* Written request *
Duplicate the lines of the material verbatim, beginning at the line that contains "- cpu-bar: [102, 316, 118, 368]" and stopping after the line that contains "- tab-computing[interactable]: Computing: [260, 21, 324, 37]".

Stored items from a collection

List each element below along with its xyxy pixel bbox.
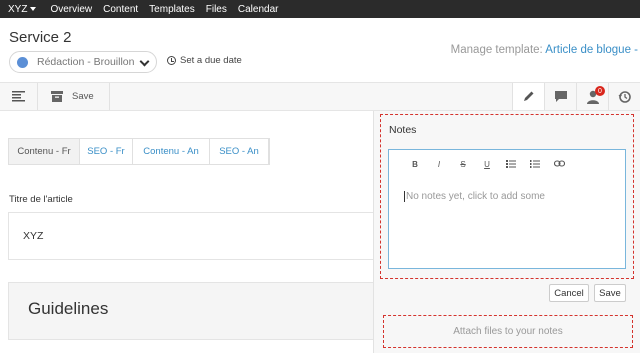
editor-format-toolbar: B I S U — [403, 160, 571, 170]
notification-badge: 0 — [595, 86, 605, 96]
notes-panel: Notes B I S U No notes yet, click to add… — [373, 111, 640, 353]
tab-seo-fr[interactable]: SEO - Fr — [80, 139, 133, 164]
cancel-button[interactable]: Cancel — [549, 284, 589, 302]
notes-placeholder: No notes yet, click to add some — [404, 191, 545, 202]
field-label: Titre de l'article — [9, 194, 73, 205]
nav-files[interactable]: Files — [206, 4, 227, 15]
org-switcher[interactable]: XYZ — [8, 3, 37, 15]
notes-editor[interactable]: B I S U No notes yet, click to add some — [388, 149, 626, 269]
nav-content[interactable]: Content — [103, 4, 138, 15]
comments-button[interactable] — [544, 83, 576, 110]
outline-icon — [12, 91, 25, 102]
bullet-list-button[interactable] — [499, 160, 523, 170]
set-due-date-link[interactable]: Set a due date — [167, 55, 242, 66]
attach-files-dropzone[interactable]: Attach files to your notes — [383, 315, 633, 348]
nav-overview[interactable]: Overview — [50, 4, 92, 15]
pencil-icon — [524, 91, 534, 101]
tab-seo-an[interactable]: SEO - An — [210, 139, 269, 164]
status-label: Rédaction - Brouillon — [37, 56, 135, 68]
collaborators-button[interactable]: 0 — [576, 83, 608, 110]
status-dot — [17, 56, 28, 68]
outline-button[interactable] — [0, 83, 38, 110]
numbered-list-icon — [530, 160, 540, 168]
nav-calendar[interactable]: Calendar — [238, 4, 279, 15]
notes-title: Notes — [389, 124, 417, 136]
archive-icon — [51, 91, 63, 102]
clock-icon — [167, 56, 176, 65]
manage-template-label: Manage template: — [450, 44, 543, 56]
notes-save-button[interactable]: Save — [594, 284, 626, 302]
tab-contenu-an[interactable]: Contenu - An — [133, 139, 210, 164]
guidelines-section: Guidelines — [8, 282, 374, 340]
numbered-list-button[interactable] — [523, 160, 547, 170]
org-name: XYZ — [8, 3, 28, 15]
notes-tool-button[interactable] — [512, 83, 544, 110]
caret-down-icon — [30, 7, 37, 11]
bold-button[interactable]: B — [403, 160, 427, 170]
nav-templates[interactable]: Templates — [149, 4, 195, 15]
notes-box: Notes B I S U No notes yet, click to add… — [380, 114, 634, 279]
underline-button[interactable]: U — [475, 160, 499, 170]
link-button[interactable] — [547, 160, 571, 170]
history-button[interactable] — [608, 83, 640, 110]
save-label: Save — [72, 91, 94, 102]
italic-button[interactable]: I — [427, 160, 451, 170]
comment-icon — [554, 91, 567, 102]
link-icon — [553, 160, 565, 167]
status-dropdown[interactable]: Rédaction - Brouillon — [9, 51, 157, 73]
language-tabs: Contenu - Fr SEO - Fr Contenu - An SEO -… — [8, 138, 270, 165]
top-navbar: XYZ Overview Content Templates Files Cal… — [0, 0, 640, 18]
template-link[interactable]: Article de blogue - — [545, 44, 638, 56]
page-title: Service 2 — [9, 29, 72, 46]
tab-contenu-fr[interactable]: Contenu - Fr — [9, 139, 80, 164]
editor-toolbar: Save 0 — [0, 82, 640, 111]
chevron-down-icon — [139, 56, 150, 67]
bullet-list-icon — [506, 160, 516, 168]
history-icon — [618, 90, 631, 103]
strikethrough-button[interactable]: S — [451, 160, 475, 170]
due-date-label: Set a due date — [180, 55, 242, 66]
save-button[interactable]: Save — [38, 83, 110, 110]
article-title-field[interactable]: XYZ — [8, 212, 374, 260]
manage-template: Manage template: Article de blogue - — [451, 44, 638, 56]
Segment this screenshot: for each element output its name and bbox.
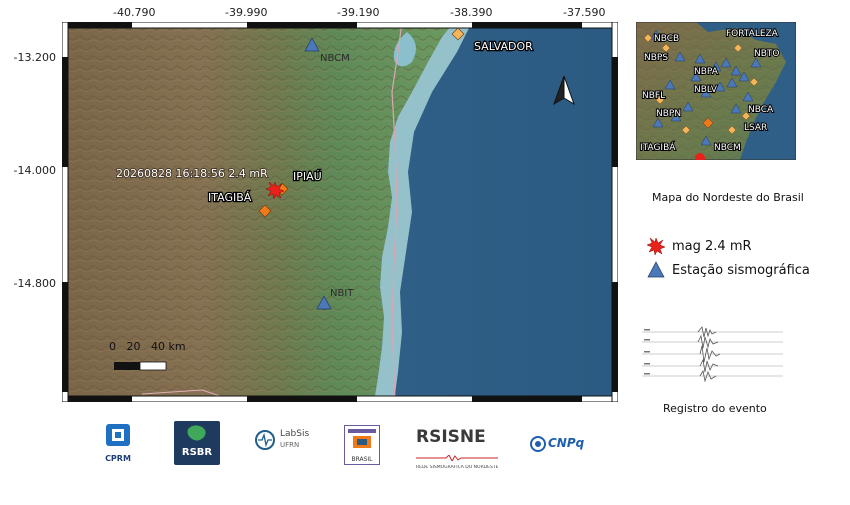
inset-fortaleza-label: FORTALEZA bbox=[726, 29, 779, 39]
salvador-label: SALVADOR bbox=[474, 40, 533, 53]
cprm-emblem-icon bbox=[106, 424, 130, 446]
itagiba-label: ITAGIBÁ bbox=[208, 191, 252, 204]
legend-triangle-icon bbox=[647, 261, 665, 278]
inset-nblv-label: NBLV bbox=[694, 85, 718, 95]
rsisne-logo-text: RSISNE bbox=[416, 427, 486, 447]
cprm-logo: CPRM bbox=[96, 422, 140, 466]
lon-tick-2: -39.990 bbox=[225, 6, 268, 19]
inset-caption: Mapa do Nordeste do Brasil bbox=[652, 191, 804, 204]
lon-tick-1: -40.790 bbox=[113, 6, 156, 19]
inset-nbpn-label: NBPN bbox=[656, 109, 681, 119]
rsbr-map-icon bbox=[187, 425, 206, 441]
ipiau-label: IPIAÚ bbox=[293, 170, 322, 183]
inset-itagiba-label: ITAGIBÁ bbox=[640, 141, 676, 153]
map-frame-right bbox=[611, 22, 618, 402]
legend: mag 2.4 mR Estação sismográfica bbox=[646, 236, 826, 281]
station-nbcm-label: NBCM bbox=[320, 53, 350, 64]
inset-nbca-label: NBCA bbox=[748, 105, 774, 115]
inset-lsar-label: LSAR bbox=[744, 123, 767, 133]
map-frame-left bbox=[62, 22, 69, 402]
rsbr-logo-text: RSBR bbox=[181, 447, 213, 458]
labsis-logo: LabSis UFRN bbox=[254, 427, 314, 457]
inset-nbpa-label: NBPA bbox=[694, 67, 719, 77]
map-frame-top bbox=[62, 22, 618, 29]
event-label: 20260828 16:18:56 2.4 mR bbox=[116, 167, 268, 180]
station-nbit-label: NBIT bbox=[330, 288, 354, 299]
legend-station-row: Estação sismográfica bbox=[646, 259, 826, 281]
brasil-logo: BRASIL bbox=[344, 425, 380, 465]
cnpq-logo-text: CNPq bbox=[548, 436, 585, 450]
inset-nbps-label: NBPS bbox=[644, 53, 668, 63]
rsisne-logo-subtext: REDE SISMOGRÁFICA DO NORDESTE DO BRASIL bbox=[416, 465, 498, 470]
labsis-logo-subtext: UFRN bbox=[280, 441, 300, 449]
brasil-emblem-icon bbox=[348, 429, 376, 448]
cprm-logo-text: CPRM bbox=[105, 454, 131, 463]
rsisne-wave-icon bbox=[416, 454, 498, 463]
rsbr-logo: RSBR bbox=[174, 421, 220, 465]
inset-nbto-label: NBTO bbox=[754, 49, 780, 59]
lat-tick-3: -14.800 bbox=[13, 277, 56, 290]
inset-nbcb-label: NBCB bbox=[654, 34, 679, 44]
legend-event-label: mag 2.4 mR bbox=[672, 238, 752, 254]
lat-tick-1: -13.200 bbox=[13, 51, 56, 64]
main-map[interactable]: SALVADOR NBCM NBIT 20260828 16:18:56 2.4… bbox=[62, 22, 618, 402]
brasil-logo-text: BRASIL bbox=[351, 456, 373, 463]
scale-bar bbox=[114, 361, 167, 371]
lon-tick-4: -38.390 bbox=[450, 6, 493, 19]
lon-tick-3: -39.190 bbox=[337, 6, 380, 19]
seismogram-thumbnail[interactable] bbox=[640, 326, 785, 382]
lon-tick-5: -37.590 bbox=[563, 6, 606, 19]
labsis-emblem-icon bbox=[255, 430, 275, 450]
inset-nbfl-label: NBFL bbox=[642, 91, 665, 101]
inset-map[interactable]: FORTALEZA NBCB NBPS NBPA NBTO NBFL NBLV … bbox=[636, 22, 796, 160]
legend-station-label: Estação sismográfica bbox=[672, 262, 810, 278]
inset-nbcm-label: NBCM bbox=[714, 143, 741, 153]
seismogram-caption: Registro do evento bbox=[663, 402, 767, 415]
map-frame-bottom bbox=[62, 395, 618, 402]
cnpq-logo: CNPq bbox=[530, 434, 590, 456]
labsis-logo-text: LabSis bbox=[280, 429, 310, 439]
scale-bar-label: 0 20 40 km bbox=[109, 340, 186, 353]
legend-event-row: mag 2.4 mR bbox=[646, 236, 826, 256]
lat-tick-2: -14.000 bbox=[13, 164, 56, 177]
legend-star-icon bbox=[646, 237, 666, 256]
rsisne-logo: RSISNE REDE SISMOGRÁFICA DO NORDESTE DO … bbox=[416, 427, 498, 470]
cnpq-emblem-icon bbox=[530, 436, 546, 452]
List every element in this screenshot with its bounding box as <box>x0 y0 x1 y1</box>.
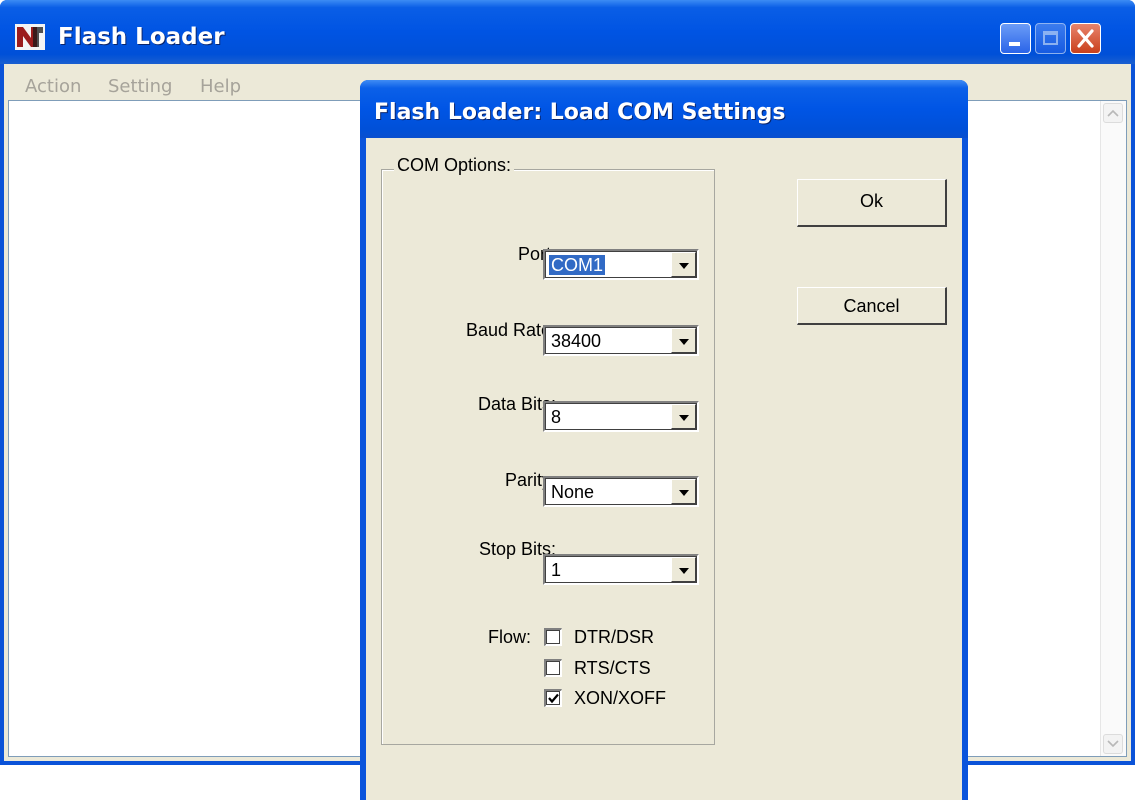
stop-bits-dropdown-button[interactable] <box>671 557 696 582</box>
parity-select[interactable]: None <box>543 476 699 507</box>
cancel-button[interactable]: Cancel <box>797 287 947 325</box>
scroll-up-icon <box>1107 109 1119 117</box>
data-bits-select[interactable]: 8 <box>543 401 699 432</box>
menu-setting[interactable]: Setting <box>108 76 172 97</box>
maximize-button[interactable] <box>1035 23 1066 54</box>
stop-bits-select[interactable]: 1 <box>543 554 699 585</box>
rts-cts-label: RTS/CTS <box>574 658 651 678</box>
baud-rate-dropdown-button[interactable] <box>671 328 696 353</box>
port-select[interactable]: COM1 <box>543 249 699 280</box>
scroll-up-button[interactable] <box>1103 103 1123 123</box>
minimize-icon <box>1009 42 1020 46</box>
cancel-button-label: Cancel <box>843 296 900 316</box>
close-button[interactable] <box>1070 23 1101 54</box>
dialog-client-area: Port: COM1 Baud Rate: 38400 Data Bits: 8 <box>366 138 962 800</box>
data-bits-value: 8 <box>551 407 562 427</box>
port-dropdown-button[interactable] <box>671 252 696 277</box>
menu-action[interactable]: Action <box>25 76 81 97</box>
parity-dropdown-button[interactable] <box>671 479 696 504</box>
dialog-title-bar[interactable]: Flash Loader: Load COM Settings <box>360 80 968 138</box>
close-icon <box>1071 24 1100 53</box>
data-bits-dropdown-button[interactable] <box>671 404 696 429</box>
dropdown-arrow-icon <box>679 339 689 345</box>
minimize-button[interactable] <box>1000 23 1031 54</box>
scroll-down-button[interactable] <box>1103 734 1123 754</box>
main-title-bar[interactable]: Flash Loader <box>0 0 1135 64</box>
ok-button-label: Ok <box>859 191 883 211</box>
com-options-label: COM Options: <box>394 155 515 176</box>
stop-bits-value: 1 <box>551 560 562 580</box>
com-settings-dialog: Flash Loader: Load COM Settings Port: CO… <box>360 80 968 800</box>
port-value: COM1 <box>547 254 607 276</box>
flow-label: Flow: <box>487 627 531 647</box>
xon-xoff-label: XON/XOFF <box>574 688 667 708</box>
dropdown-arrow-icon <box>679 263 689 269</box>
dtr-dsr-checkbox[interactable] <box>544 628 562 646</box>
checkmark-icon <box>548 693 559 704</box>
maximize-icon <box>1043 31 1058 45</box>
dropdown-arrow-icon <box>679 490 689 496</box>
app-logo-icon <box>15 24 45 50</box>
dropdown-arrow-icon <box>679 415 689 421</box>
com-options-group: Port: COM1 Baud Rate: 38400 Data Bits: 8 <box>381 169 715 745</box>
parity-value: None <box>551 482 595 502</box>
xon-xoff-checkbox[interactable] <box>544 689 562 707</box>
menu-help[interactable]: Help <box>200 76 241 97</box>
vertical-scrollbar[interactable] <box>1100 101 1126 756</box>
dtr-dsr-label: DTR/DSR <box>574 627 654 647</box>
rts-cts-checkbox[interactable] <box>544 659 562 677</box>
baud-rate-value: 38400 <box>551 331 602 351</box>
scroll-down-icon <box>1107 740 1119 748</box>
dropdown-arrow-icon <box>679 568 689 574</box>
ok-button[interactable]: Ok <box>797 179 947 227</box>
baud-rate-select[interactable]: 38400 <box>543 325 699 356</box>
app-title: Flash Loader <box>58 24 225 50</box>
dialog-title: Flash Loader: Load COM Settings <box>374 100 786 125</box>
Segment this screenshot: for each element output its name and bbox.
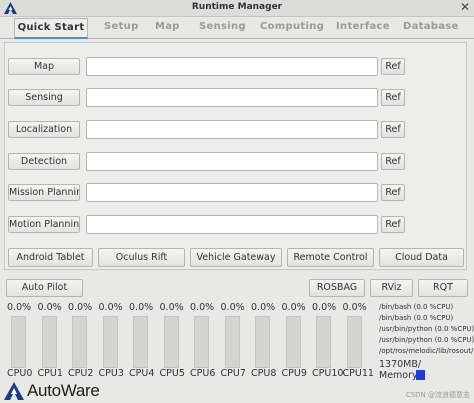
- cpu-bar: [102, 316, 118, 368]
- watermark: CSDN @流浪德意志: [405, 391, 470, 399]
- cpu-name: CPU1: [37, 368, 63, 379]
- tab-bar: Quick Start Setup Map Sensing Computing …: [0, 17, 474, 39]
- map-path-field[interactable]: [86, 57, 378, 76]
- sensing-path-field[interactable]: [86, 88, 378, 107]
- cpu-gauge: 0.0% CPU3: [99, 302, 129, 380]
- memory-label: Memory: [379, 370, 418, 381]
- cpu-gauge: 0.0% CPU5: [160, 302, 190, 380]
- autoware-logo-icon: [4, 382, 24, 400]
- cpu-gauge: 0.0% CPU0: [7, 302, 37, 380]
- cpu-gauge: 0.0% CPU9: [282, 302, 312, 380]
- rosbag-button[interactable]: ROSBAG: [309, 279, 365, 297]
- cpu-gauge: 0.0% CPU2: [68, 302, 98, 380]
- tab-sensing[interactable]: Sensing: [199, 21, 246, 37]
- cpu-bar: [194, 316, 209, 368]
- cpu-gauge: 0.0% CPU11: [342, 302, 374, 380]
- cpu-bar: [224, 316, 240, 368]
- mission-planning-ref-button[interactable]: Ref: [381, 184, 405, 201]
- cpu-percent: 0.0%: [220, 302, 245, 313]
- cpu-name: CPU2: [68, 368, 94, 379]
- motion-planning-path-field[interactable]: [86, 215, 378, 234]
- map-ref-button[interactable]: Ref: [381, 58, 405, 75]
- remote-control-button[interactable]: Remote Control: [287, 248, 374, 267]
- cpu-gauge: 0.0% CPU10: [312, 302, 344, 380]
- cpu-percent: 0.0%: [37, 302, 62, 313]
- cpu-percent: 0.0%: [68, 302, 93, 313]
- tab-map[interactable]: Map: [155, 21, 180, 37]
- cpu-name: CPU0: [7, 368, 33, 379]
- cpu-name: CPU8: [251, 368, 277, 379]
- tab-quick-start[interactable]: Quick Start: [14, 18, 88, 39]
- process-item: /bin/bash (0.0 %CPU): [379, 303, 454, 311]
- memory-bar: [416, 370, 425, 380]
- cpu-percent: 0.0%: [251, 302, 276, 313]
- cpu-bar: [133, 316, 148, 368]
- cpu-gauge: 0.0% CPU4: [129, 302, 159, 380]
- cpu-bar: [285, 316, 301, 368]
- rqt-button[interactable]: RQT: [418, 279, 468, 297]
- localization-path-field[interactable]: [86, 120, 378, 139]
- tab-computing[interactable]: Computing: [260, 21, 324, 37]
- oculus-rift-button[interactable]: Oculus Rift: [98, 248, 185, 267]
- tab-database[interactable]: Database: [403, 21, 459, 37]
- cpu-name: CPU7: [220, 368, 246, 379]
- cpu-gauge: 0.0% CPU6: [190, 302, 220, 380]
- sensing-button[interactable]: Sensing: [8, 89, 80, 106]
- brand-name: AutoWare: [27, 381, 100, 400]
- localization-button[interactable]: Localization: [8, 121, 80, 138]
- close-icon[interactable]: ✕: [460, 0, 470, 14]
- motion-planning-ref-button[interactable]: Ref: [381, 216, 405, 233]
- cpu-name: CPU3: [98, 368, 124, 379]
- cpu-name: CPU9: [281, 368, 307, 379]
- cpu-percent: 0.0%: [342, 302, 367, 313]
- cpu-bar: [255, 316, 270, 368]
- cpu-bar: [346, 316, 362, 368]
- cpu-name: CPU10: [312, 368, 344, 379]
- cpu-percent: 0.0%: [281, 302, 306, 313]
- rviz-button[interactable]: RViz: [370, 279, 413, 297]
- memory-usage-text: 1370MB/: [379, 359, 422, 370]
- cpu-name: CPU6: [190, 368, 216, 379]
- localization-ref-button[interactable]: Ref: [381, 121, 405, 138]
- cpu-gauge: 0.0% CPU8: [251, 302, 281, 380]
- process-item: /opt/ros/melodic/lib/rosout/rosout: [379, 347, 474, 355]
- map-button[interactable]: Map: [8, 58, 80, 75]
- process-item: /bin/bash (0.0 %CPU): [379, 314, 454, 322]
- cpu-percent: 0.0%: [159, 302, 184, 313]
- cpu-percent: 0.0%: [312, 302, 337, 313]
- cpu-name: CPU5: [159, 368, 185, 379]
- cpu-name: CPU4: [129, 368, 155, 379]
- auto-pilot-button[interactable]: Auto Pilot: [6, 279, 83, 297]
- cpu-bar: [163, 316, 179, 368]
- mission-planning-button[interactable]: Mission Planning: [8, 184, 80, 201]
- cpu-percent: 0.0%: [190, 302, 215, 313]
- detection-path-field[interactable]: [86, 152, 378, 171]
- motion-planning-button[interactable]: Motion Planning: [8, 216, 80, 233]
- title-bar: Runtime Manager ✕: [0, 0, 474, 17]
- android-tablet-button[interactable]: Android Tablet: [8, 248, 93, 267]
- cpu-gauge: 0.0% CPU7: [221, 302, 251, 380]
- mission-planning-path-field[interactable]: [86, 183, 378, 202]
- window-title: Runtime Manager: [191, 2, 283, 12]
- cpu-bar: [11, 316, 26, 368]
- cpu-gauge: 0.0% CPU1: [38, 302, 68, 380]
- vehicle-gateway-button[interactable]: Vehicle Gateway: [190, 248, 282, 267]
- cpu-percent: 0.0%: [7, 302, 32, 313]
- process-item: /usr/bin/python (0.0 %CPU): [379, 325, 474, 333]
- cpu-bar: [316, 316, 331, 368]
- tab-setup[interactable]: Setup: [104, 21, 139, 37]
- tab-interface[interactable]: Interface: [336, 21, 390, 37]
- cloud-data-button[interactable]: Cloud Data: [379, 248, 464, 267]
- detection-button[interactable]: Detection: [8, 153, 80, 170]
- cpu-bar: [72, 316, 87, 368]
- cpu-percent: 0.0%: [98, 302, 123, 313]
- cpu-name: CPU11: [342, 368, 374, 379]
- detection-ref-button[interactable]: Ref: [381, 153, 405, 170]
- cpu-percent: 0.0%: [129, 302, 154, 313]
- sensing-ref-button[interactable]: Ref: [381, 89, 405, 106]
- cpu-bar: [41, 316, 57, 368]
- process-item: /usr/bin/python (0.0 %CPU): [379, 336, 474, 344]
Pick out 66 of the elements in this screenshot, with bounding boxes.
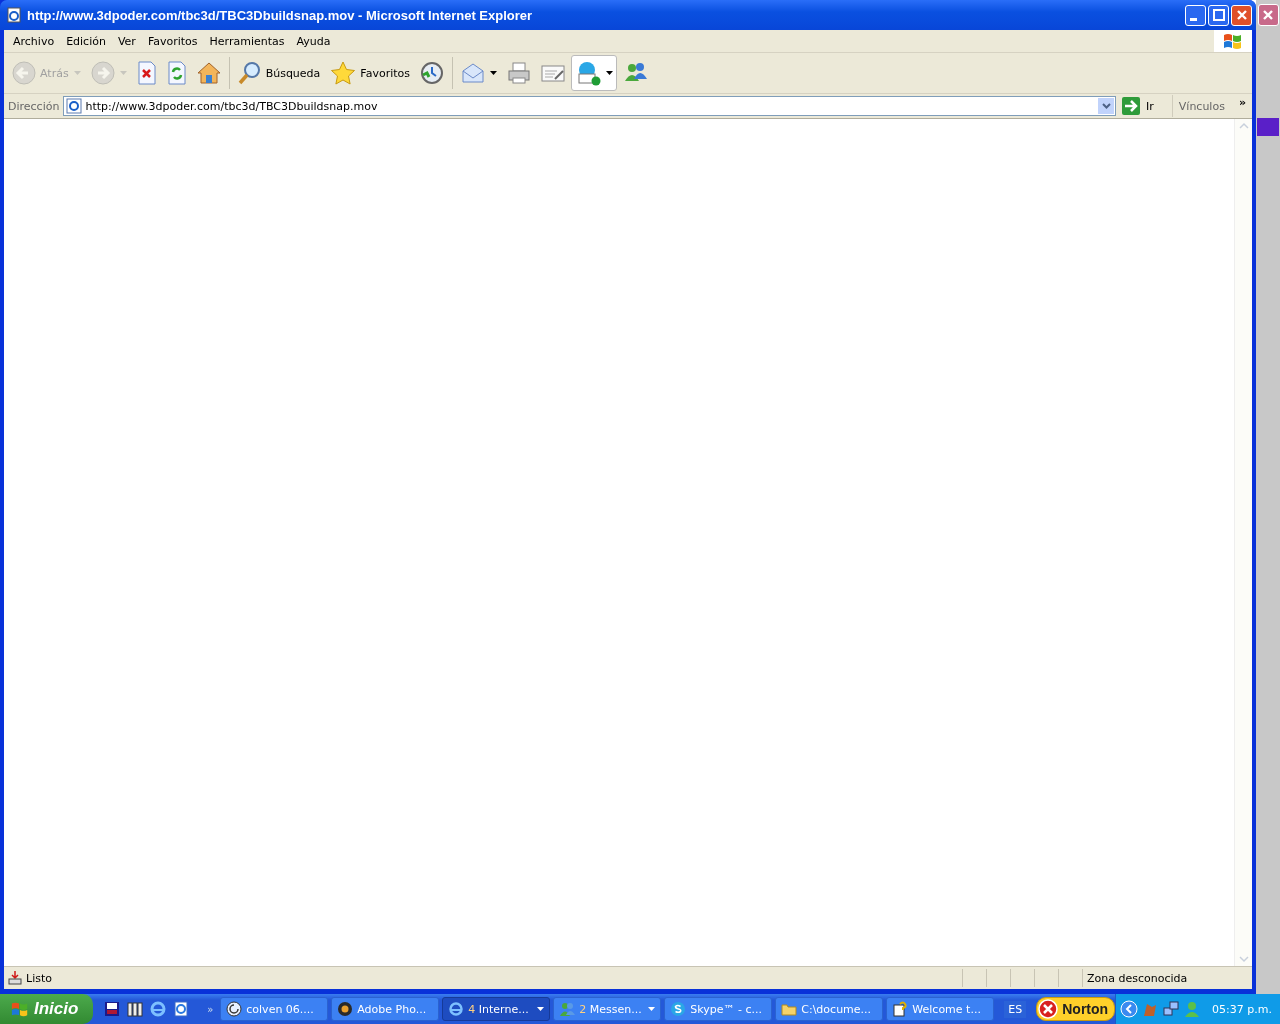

* Response to the exercise *
- cpu-bar: [102, 316, 118, 368]
- watermark: CSDN @流浪德意志: [405, 391, 470, 399]
- cpu-name: CPU1: [37, 368, 63, 379]
- tab-bar: Quick Start Setup Map Sensing Computing …: [0, 17, 474, 39]
- map-path-field[interactable]: [86, 57, 378, 76]
- sensing-path-field[interactable]: [86, 88, 378, 107]
- cpu-gauge: 0.0% CPU3: [99, 302, 129, 380]
- memory-label: Memory: [379, 370, 418, 381]
- cpu-gauge: 0.0% CPU5: [160, 302, 190, 380]
- autoware-logo-icon: [4, 382, 24, 400]
- cpu-gauge: 0.0% CPU0: [7, 302, 37, 380]
- cpu-gauge: 0.0% CPU9: [282, 302, 312, 380]
- rosbag-button[interactable]: ROSBAG: [309, 279, 365, 297]
- cpu-gauge: 0.0% CPU2: [68, 302, 98, 380]
- tab-sensing[interactable]: Sensing: [199, 21, 246, 37]
- cpu-bar: [194, 316, 209, 368]
- cpu-gauge: 0.0% CPU11: [342, 302, 374, 380]
- cpu-bar: [224, 316, 240, 368]
- mission-planning-ref-button[interactable]: Ref: [381, 184, 405, 201]
- cpu-percent: 0.0%: [220, 302, 245, 313]
- cpu-name: CPU2: [68, 368, 94, 379]
- motion-planning-path-field[interactable]: [86, 215, 378, 234]
- map-ref-button[interactable]: Ref: [381, 58, 405, 75]
- remote-control-button[interactable]: Remote Control: [287, 248, 374, 267]
- cpu-gauge: 0.0% CPU10: [312, 302, 344, 380]
- cpu-percent: 0.0%: [37, 302, 62, 313]
- cpu-percent: 0.0%: [68, 302, 93, 313]
- tab-map[interactable]: Map: [155, 21, 180, 37]
- cpu-name: CPU0: [7, 368, 33, 379]
- cpu-name: CPU8: [251, 368, 277, 379]
- tab-quick-start[interactable]: Quick Start: [14, 18, 88, 39]
- process-item: /bin/bash (0.0 %CPU): [379, 303, 454, 311]
- memory-bar: [416, 370, 425, 380]
- cpu-percent: 0.0%: [251, 302, 276, 313]
- cpu-bar: [133, 316, 148, 368]
- cpu-gauge: 0.0% CPU4: [129, 302, 159, 380]
- cpu-bar: [285, 316, 301, 368]
- rqt-button[interactable]: RQT: [418, 279, 468, 297]
- localization-path-field[interactable]: [86, 120, 378, 139]
- tab-computing[interactable]: Computing: [260, 21, 324, 37]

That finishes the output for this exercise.